_OBJECTIVE_
Go through the material below and copy all lines with "Singapore".

___ RECORD EXTRACTS ___

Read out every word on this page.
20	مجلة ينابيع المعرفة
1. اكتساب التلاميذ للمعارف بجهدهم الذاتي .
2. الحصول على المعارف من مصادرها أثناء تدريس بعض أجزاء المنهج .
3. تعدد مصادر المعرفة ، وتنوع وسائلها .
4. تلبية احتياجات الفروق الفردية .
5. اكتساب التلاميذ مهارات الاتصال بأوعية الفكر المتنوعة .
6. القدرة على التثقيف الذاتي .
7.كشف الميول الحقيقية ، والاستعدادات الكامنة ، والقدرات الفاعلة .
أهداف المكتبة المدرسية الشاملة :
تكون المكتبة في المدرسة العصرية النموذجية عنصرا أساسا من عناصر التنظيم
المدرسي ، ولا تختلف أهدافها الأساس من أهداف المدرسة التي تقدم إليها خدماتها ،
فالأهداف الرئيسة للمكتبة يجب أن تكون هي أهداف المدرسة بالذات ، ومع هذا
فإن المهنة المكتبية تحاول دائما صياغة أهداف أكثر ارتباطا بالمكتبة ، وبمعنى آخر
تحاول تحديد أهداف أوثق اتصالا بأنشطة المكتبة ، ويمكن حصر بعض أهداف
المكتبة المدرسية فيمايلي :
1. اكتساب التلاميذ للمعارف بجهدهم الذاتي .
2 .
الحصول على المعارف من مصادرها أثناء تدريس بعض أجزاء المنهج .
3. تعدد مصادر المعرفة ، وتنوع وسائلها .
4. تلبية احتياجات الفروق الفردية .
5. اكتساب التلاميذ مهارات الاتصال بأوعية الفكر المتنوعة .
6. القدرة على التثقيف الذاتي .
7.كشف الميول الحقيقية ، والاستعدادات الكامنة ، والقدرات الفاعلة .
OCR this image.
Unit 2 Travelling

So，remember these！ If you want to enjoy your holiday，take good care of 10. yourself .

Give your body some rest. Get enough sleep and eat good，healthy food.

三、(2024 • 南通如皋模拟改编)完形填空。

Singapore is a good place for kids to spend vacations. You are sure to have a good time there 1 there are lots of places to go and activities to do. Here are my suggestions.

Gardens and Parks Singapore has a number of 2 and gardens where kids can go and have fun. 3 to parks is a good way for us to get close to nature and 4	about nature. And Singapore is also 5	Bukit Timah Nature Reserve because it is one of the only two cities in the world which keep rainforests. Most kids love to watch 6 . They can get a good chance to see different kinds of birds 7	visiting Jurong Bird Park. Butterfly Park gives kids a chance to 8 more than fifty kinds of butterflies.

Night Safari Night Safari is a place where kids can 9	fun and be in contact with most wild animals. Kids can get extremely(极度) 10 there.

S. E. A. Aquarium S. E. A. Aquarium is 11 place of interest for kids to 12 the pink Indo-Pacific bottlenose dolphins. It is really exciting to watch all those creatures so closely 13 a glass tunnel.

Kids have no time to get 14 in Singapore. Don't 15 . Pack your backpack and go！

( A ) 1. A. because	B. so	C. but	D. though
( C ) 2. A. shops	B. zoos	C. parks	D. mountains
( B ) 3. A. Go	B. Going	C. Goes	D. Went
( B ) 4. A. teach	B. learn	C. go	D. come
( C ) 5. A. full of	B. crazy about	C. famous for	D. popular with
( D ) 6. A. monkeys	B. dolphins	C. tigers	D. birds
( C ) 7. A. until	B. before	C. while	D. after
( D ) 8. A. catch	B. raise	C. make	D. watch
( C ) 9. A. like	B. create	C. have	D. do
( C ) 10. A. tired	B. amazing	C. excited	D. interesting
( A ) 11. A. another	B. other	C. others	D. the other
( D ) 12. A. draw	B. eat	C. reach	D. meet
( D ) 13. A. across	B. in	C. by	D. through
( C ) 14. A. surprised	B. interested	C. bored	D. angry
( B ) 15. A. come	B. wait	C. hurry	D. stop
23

___

_PROBLEM SOLUTION_
Singapore is a good place for kids to spend vacations. You are sure to have a good time there 1 there are lots of places to go and activities to do. Here are my suggestions.
Gardens and Parks Singapore has a number of 2 and gardens where kids can go and have fun. 3 to parks is a good way for us to get close to nature and 4	about nature. And Singapore is also 5	Bukit Timah Nature Reserve because it is one of the only two cities in the world which keep rainforests. Most kids love to watch 6 . They can get a good chance to see different kinds of birds 7	visiting Jurong Bird Park. Butterfly Park gives kids a chance to 8 more than fifty kinds of butterflies.
Kids have no time to get 14 in Singapore. Don't 15 . Pack your backpack and go！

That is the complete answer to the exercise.